** start **

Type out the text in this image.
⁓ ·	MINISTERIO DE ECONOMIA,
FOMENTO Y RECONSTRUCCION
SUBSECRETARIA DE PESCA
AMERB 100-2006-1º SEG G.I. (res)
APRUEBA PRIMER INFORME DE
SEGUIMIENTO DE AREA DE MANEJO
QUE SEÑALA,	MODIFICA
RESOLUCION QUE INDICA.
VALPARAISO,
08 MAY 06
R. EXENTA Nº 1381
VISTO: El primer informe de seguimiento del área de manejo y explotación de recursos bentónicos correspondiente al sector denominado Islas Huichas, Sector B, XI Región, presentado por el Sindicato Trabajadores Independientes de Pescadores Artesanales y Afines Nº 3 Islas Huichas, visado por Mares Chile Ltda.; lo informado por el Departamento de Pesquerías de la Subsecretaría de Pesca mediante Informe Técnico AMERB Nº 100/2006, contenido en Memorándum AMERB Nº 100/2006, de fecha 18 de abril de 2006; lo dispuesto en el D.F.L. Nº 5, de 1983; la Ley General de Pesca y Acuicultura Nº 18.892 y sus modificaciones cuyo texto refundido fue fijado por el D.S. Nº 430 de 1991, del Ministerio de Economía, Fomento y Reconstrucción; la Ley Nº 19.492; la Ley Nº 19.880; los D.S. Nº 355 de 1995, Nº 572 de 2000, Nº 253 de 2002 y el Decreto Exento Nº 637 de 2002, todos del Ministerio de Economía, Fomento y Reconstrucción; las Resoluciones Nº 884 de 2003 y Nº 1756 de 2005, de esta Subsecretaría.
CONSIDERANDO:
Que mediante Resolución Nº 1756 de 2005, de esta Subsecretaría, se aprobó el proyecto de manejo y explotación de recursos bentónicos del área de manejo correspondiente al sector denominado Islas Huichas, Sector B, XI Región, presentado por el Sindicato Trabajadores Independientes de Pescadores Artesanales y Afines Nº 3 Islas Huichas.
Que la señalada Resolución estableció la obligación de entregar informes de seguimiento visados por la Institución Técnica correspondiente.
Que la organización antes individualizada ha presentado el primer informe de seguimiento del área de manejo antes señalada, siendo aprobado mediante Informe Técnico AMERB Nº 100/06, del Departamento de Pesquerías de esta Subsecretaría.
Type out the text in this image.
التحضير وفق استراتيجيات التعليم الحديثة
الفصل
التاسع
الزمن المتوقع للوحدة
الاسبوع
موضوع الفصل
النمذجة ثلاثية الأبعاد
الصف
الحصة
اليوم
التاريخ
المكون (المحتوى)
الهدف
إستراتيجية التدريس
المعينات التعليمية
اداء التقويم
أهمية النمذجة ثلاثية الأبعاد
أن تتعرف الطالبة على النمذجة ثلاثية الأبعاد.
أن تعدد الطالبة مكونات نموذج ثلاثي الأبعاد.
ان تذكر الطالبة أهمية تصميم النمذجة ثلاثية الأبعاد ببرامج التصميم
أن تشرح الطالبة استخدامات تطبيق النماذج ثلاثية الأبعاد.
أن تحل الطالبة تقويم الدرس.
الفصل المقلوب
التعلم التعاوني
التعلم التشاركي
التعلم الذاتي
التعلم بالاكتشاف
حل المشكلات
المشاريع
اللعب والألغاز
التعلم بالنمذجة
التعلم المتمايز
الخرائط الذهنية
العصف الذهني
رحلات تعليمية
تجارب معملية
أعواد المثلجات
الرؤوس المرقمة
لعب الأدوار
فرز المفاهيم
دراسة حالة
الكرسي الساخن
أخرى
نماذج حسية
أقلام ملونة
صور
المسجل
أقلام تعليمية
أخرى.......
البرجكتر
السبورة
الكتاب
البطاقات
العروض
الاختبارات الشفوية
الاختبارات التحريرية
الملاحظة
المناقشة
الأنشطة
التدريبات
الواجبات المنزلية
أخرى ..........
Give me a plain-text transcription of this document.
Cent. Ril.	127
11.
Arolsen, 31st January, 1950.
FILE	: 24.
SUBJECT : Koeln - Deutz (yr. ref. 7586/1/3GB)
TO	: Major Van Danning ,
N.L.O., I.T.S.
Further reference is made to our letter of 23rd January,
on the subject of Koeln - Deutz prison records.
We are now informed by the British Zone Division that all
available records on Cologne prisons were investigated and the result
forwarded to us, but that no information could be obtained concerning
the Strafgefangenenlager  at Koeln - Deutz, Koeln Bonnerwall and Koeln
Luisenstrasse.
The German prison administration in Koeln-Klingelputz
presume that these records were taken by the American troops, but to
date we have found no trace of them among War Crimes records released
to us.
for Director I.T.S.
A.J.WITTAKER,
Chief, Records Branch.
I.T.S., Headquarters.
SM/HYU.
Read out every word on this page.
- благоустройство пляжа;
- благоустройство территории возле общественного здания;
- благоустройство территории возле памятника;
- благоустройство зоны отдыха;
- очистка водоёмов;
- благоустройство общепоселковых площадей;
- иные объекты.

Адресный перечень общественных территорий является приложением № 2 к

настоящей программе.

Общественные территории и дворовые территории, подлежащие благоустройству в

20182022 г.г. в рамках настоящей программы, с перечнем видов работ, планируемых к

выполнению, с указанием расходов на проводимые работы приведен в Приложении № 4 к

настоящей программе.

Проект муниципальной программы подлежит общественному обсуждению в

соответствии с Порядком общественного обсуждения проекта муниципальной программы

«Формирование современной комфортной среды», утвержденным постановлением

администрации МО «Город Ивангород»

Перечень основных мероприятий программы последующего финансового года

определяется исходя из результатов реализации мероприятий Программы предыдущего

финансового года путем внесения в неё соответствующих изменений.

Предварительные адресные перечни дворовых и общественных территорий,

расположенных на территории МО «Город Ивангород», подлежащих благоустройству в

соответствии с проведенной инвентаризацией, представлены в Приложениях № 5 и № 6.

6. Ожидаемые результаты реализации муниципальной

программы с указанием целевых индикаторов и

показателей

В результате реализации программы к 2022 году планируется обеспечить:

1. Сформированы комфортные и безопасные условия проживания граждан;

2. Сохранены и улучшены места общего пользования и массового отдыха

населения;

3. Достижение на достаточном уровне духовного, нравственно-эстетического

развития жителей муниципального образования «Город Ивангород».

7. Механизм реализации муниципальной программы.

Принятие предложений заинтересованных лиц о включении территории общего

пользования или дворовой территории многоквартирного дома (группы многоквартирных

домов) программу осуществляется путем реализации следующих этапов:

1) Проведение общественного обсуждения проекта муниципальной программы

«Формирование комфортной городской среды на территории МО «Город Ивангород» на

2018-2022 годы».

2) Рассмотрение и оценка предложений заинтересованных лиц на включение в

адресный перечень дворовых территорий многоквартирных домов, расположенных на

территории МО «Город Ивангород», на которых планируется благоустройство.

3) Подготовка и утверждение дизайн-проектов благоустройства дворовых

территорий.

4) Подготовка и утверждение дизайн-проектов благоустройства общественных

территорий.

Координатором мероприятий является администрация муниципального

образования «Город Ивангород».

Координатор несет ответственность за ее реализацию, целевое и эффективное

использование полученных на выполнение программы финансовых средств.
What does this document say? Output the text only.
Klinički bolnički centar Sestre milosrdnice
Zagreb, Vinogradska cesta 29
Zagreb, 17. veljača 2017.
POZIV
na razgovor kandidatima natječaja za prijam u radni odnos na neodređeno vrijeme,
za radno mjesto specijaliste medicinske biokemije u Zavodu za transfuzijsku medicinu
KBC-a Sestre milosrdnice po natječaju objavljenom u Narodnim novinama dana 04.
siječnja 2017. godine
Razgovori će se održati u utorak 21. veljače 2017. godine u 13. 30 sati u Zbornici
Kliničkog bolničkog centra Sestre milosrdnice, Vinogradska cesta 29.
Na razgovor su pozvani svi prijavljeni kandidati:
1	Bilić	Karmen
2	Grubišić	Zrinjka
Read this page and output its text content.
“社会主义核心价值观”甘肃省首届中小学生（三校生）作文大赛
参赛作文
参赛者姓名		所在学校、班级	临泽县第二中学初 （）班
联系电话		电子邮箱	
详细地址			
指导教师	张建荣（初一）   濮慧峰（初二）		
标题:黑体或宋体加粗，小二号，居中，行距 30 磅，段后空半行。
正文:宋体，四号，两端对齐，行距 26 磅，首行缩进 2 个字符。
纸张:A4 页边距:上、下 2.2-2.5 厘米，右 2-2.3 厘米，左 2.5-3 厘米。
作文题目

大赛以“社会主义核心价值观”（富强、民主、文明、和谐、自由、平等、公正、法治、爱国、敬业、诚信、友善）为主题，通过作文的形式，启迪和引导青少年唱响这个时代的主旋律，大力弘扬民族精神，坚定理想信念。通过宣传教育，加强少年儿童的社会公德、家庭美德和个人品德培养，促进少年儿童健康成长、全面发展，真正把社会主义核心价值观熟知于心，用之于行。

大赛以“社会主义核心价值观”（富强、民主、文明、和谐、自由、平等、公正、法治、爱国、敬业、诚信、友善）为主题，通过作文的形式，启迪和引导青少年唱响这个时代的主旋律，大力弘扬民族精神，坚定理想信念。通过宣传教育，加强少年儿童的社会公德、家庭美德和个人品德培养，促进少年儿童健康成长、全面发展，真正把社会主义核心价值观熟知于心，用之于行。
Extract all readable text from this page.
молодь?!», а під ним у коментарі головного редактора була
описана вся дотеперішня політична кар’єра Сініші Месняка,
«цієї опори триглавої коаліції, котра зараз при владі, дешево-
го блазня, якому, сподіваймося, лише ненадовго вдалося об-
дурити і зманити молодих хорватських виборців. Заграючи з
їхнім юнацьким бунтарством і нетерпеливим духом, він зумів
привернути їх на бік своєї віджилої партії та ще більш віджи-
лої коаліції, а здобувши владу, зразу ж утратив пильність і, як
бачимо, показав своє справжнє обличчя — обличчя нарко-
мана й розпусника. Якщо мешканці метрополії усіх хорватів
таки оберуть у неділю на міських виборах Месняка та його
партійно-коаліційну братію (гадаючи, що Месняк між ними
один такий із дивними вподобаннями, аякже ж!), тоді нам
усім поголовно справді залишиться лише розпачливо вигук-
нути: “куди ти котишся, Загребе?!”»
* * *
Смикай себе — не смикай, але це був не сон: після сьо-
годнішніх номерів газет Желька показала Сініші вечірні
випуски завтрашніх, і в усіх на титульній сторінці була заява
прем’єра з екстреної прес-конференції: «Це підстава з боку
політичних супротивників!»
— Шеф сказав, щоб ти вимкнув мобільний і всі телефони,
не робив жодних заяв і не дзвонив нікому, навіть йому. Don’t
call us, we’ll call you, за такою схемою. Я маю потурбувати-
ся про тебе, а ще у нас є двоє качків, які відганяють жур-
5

** end **

Write out every line from the entries where "godine" appears.

siječnja 2017. godine
Razgovori će se održati u utorak 21. veljače 2017. godine u 13. 30 sati u Zbornici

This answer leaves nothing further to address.